(Some records)
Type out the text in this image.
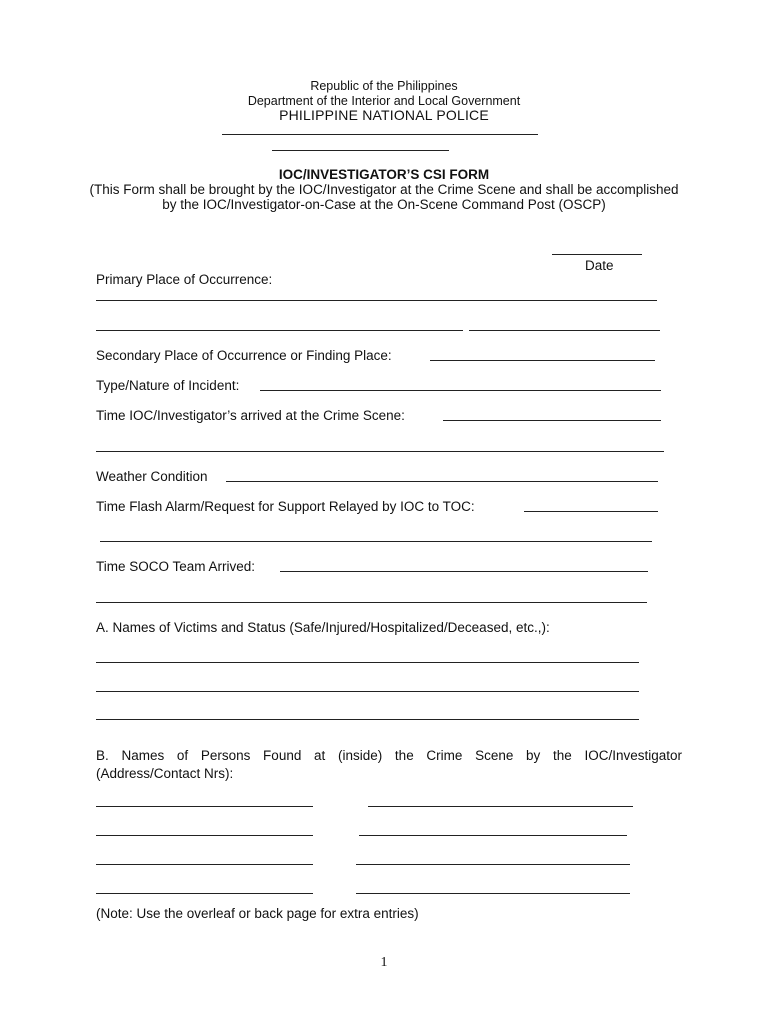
Republic of the Philippines
Department of the Interior and Local Government
PHILIPPINE NATIONAL POLICE
IOC/INVESTIGATOR’S CSI FORM
(This Form shall be brought by the IOC/Investigator at the Crime Scene and shall be accomplished by the IOC/Investigator-on-Case at the On-Scene Command Post (OSCP)
Date
Primary Place of Occurrence:
Secondary Place of Occurrence or Finding Place:
Type/Nature of Incident:
Time IOC/Investigator’s arrived at the Crime Scene:
Weather Condition
Time Flash Alarm/Request for Support Relayed by IOC to TOC:
Time SOCO Team Arrived:
A. Names of Victims and Status (Safe/Injured/Hospitalized/Deceased, etc.,):
B. Names of Persons Found at (inside) the Crime Scene by the IOC/Investigator (Address/Contact Nrs):
(Note: Use the overleaf or back page for extra entries)
1
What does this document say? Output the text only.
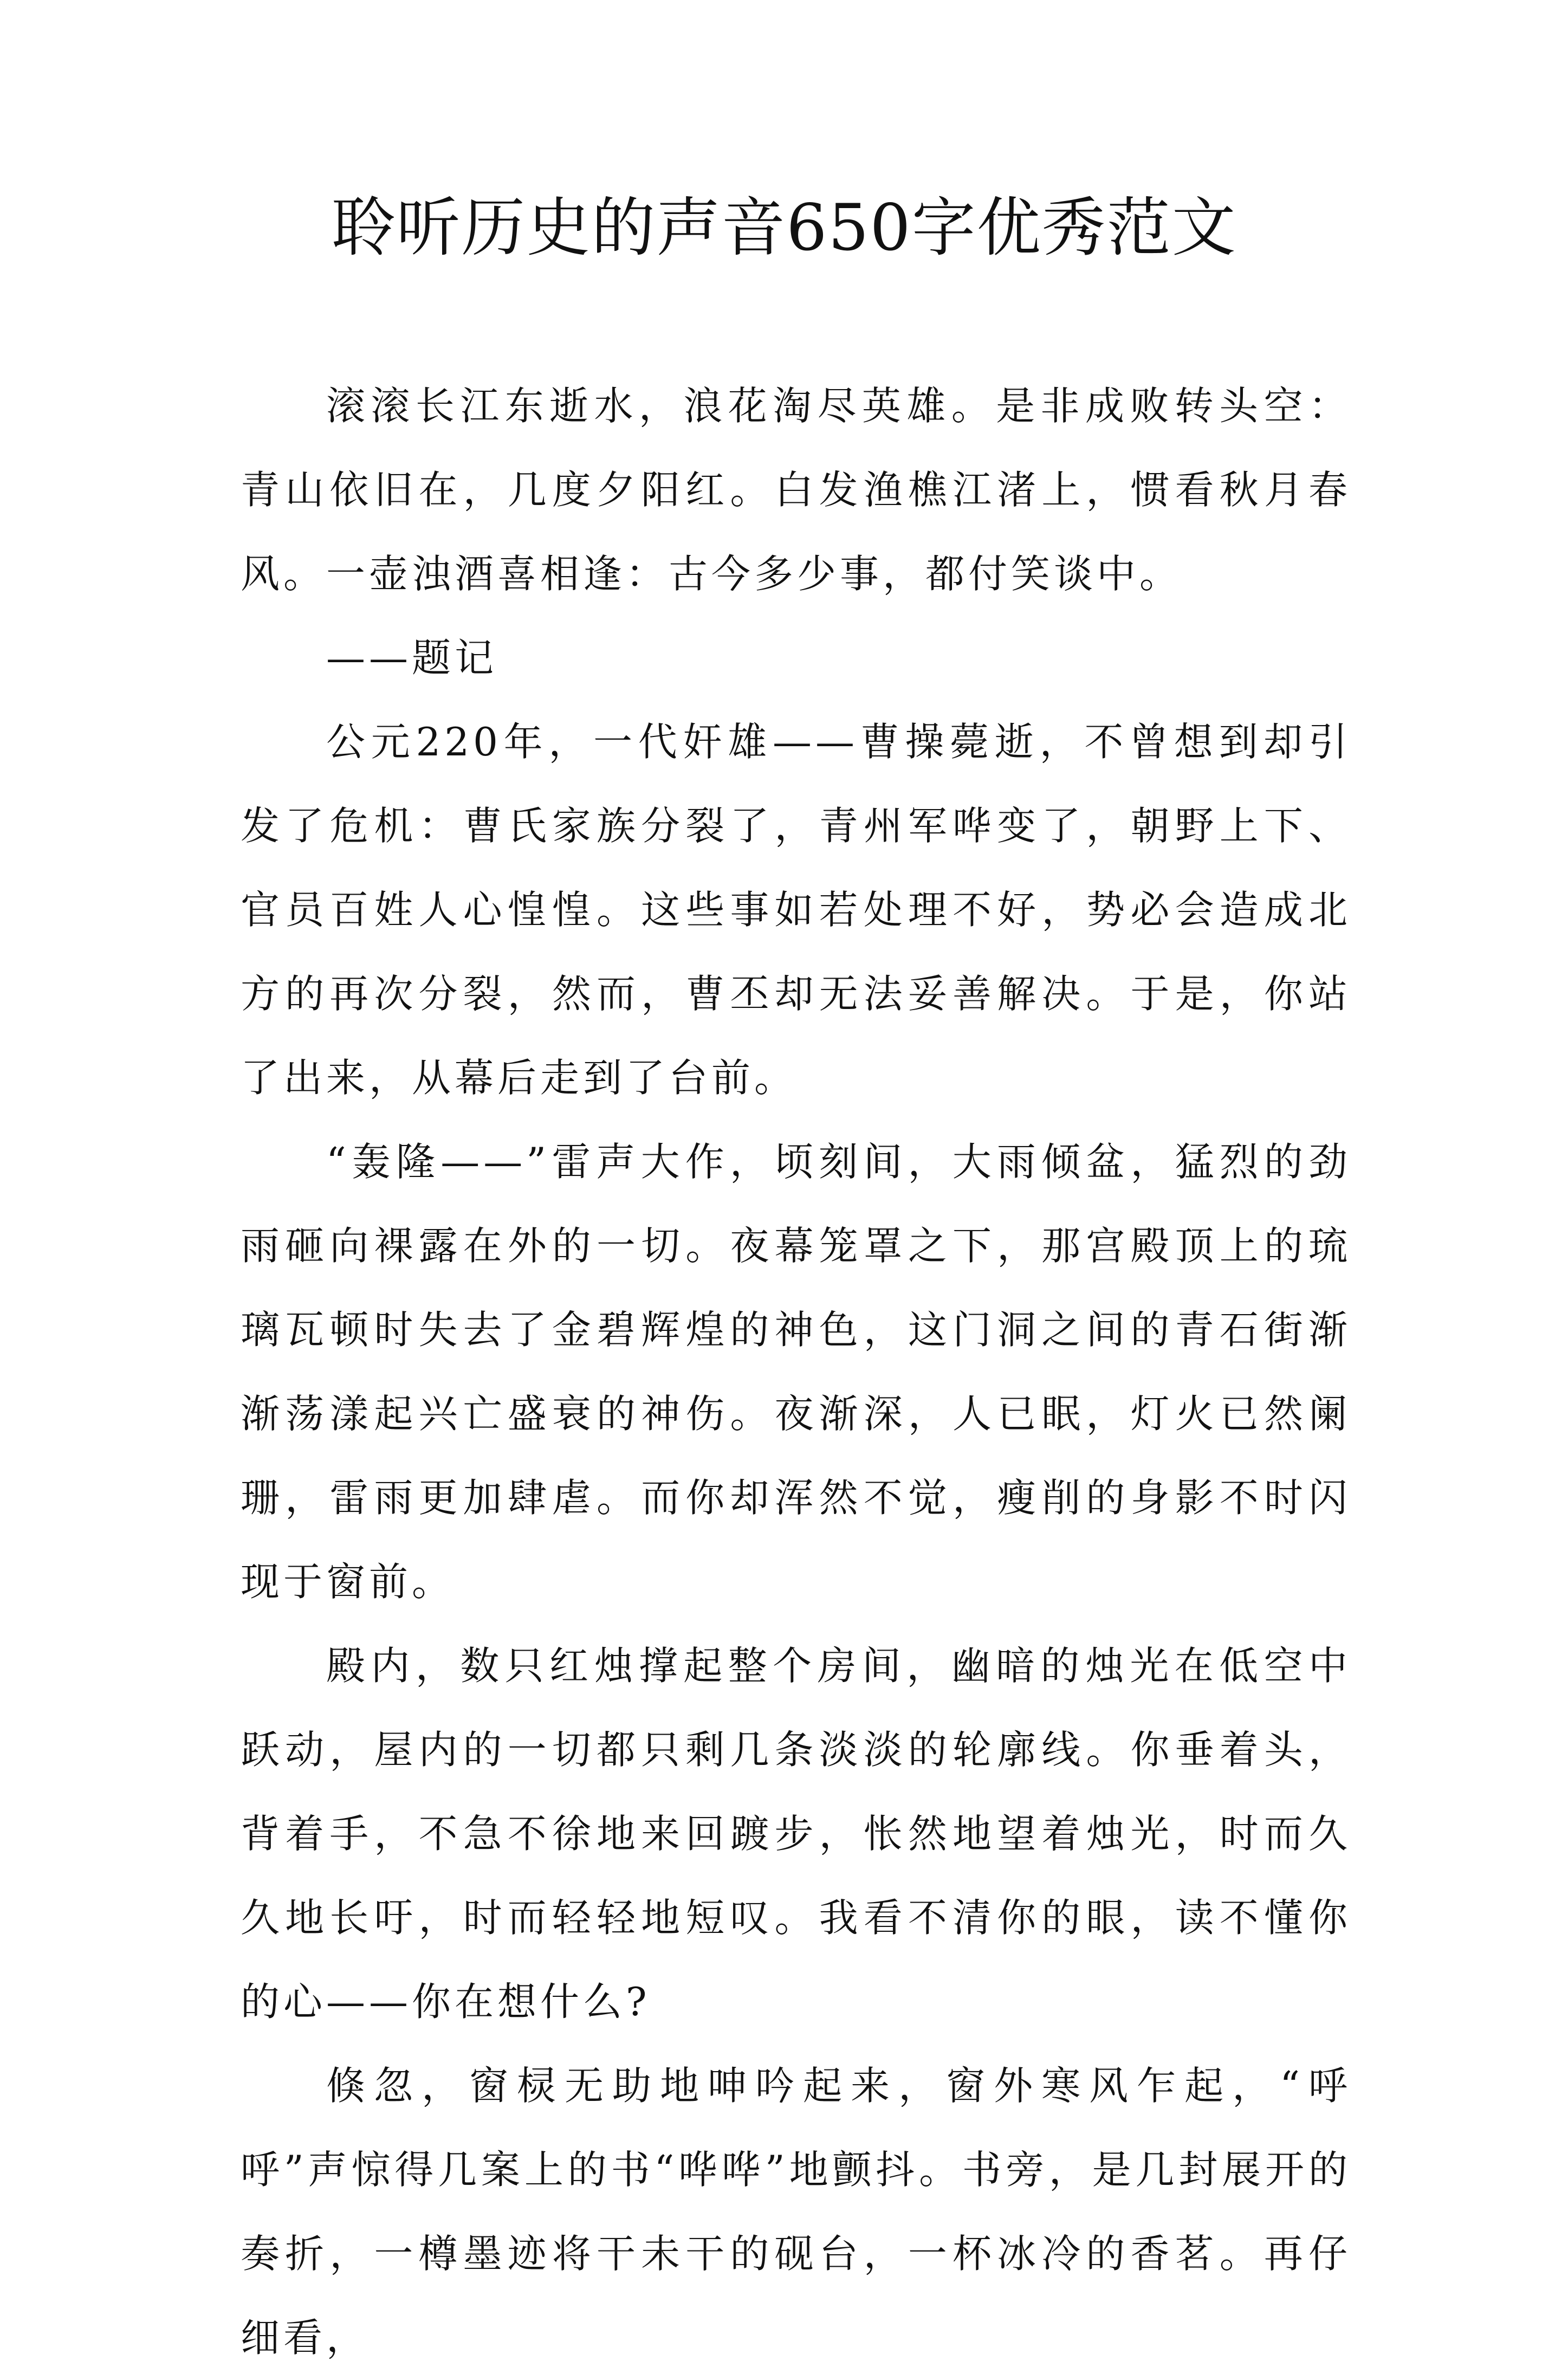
聆听历史的声音650字优秀范文

滚滚长江东逝水，浪花淘尽英雄。是非成败转头空：青山依旧在，几度夕阳红。白发渔樵江渚上，惯看秋月春风。一壶浊酒喜相逢：古今多少事，都付笑谈中。

——题记

公元220年，一代奸雄——曹操薨逝，不曾想到却引发了危机：曹氏家族分裂了，青州军哗变了，朝野上下、官员百姓人心惶惶。这些事如若处理不好，势必会造成北方的再次分裂，然而，曹丕却无法妥善解决。于是，你站了出来，从幕后走到了台前。

“轰隆——”雷声大作，顷刻间，大雨倾盆，猛烈的劲雨砸向裸露在外的一切。夜幕笼罩之下，那宫殿顶上的琉璃瓦顿时失去了金碧辉煌的神色，这门洞之间的青石街渐渐荡漾起兴亡盛衰的神伤。夜渐深，人已眠，灯火已然阑珊，雷雨更加肆虐。而你却浑然不觉，瘦削的身影不时闪现于窗前。

殿内，数只红烛撑起整个房间，幽暗的烛光在低空中跃动，屋内的一切都只剩几条淡淡的轮廓线。你垂着头，背着手，不急不徐地来回踱步，怅然地望着烛光，时而久久地长吁，时而轻轻地短叹。我看不清你的眼，读不懂你的心——你在想什么?

倏忽，窗棂无助地呻吟起来，窗外寒风乍起，“呼呼”声惊得几案上的书“哗哗”地颤抖。书旁，是几封展开的奏折，一樽墨迹将干未干的砚台，一杯冰冷的香茗。再仔细看，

### Given exercise
Go through the records and show every line with the string "Type" in it.

### Task answer
Type out the text in this image.
Type/Nature of Incident:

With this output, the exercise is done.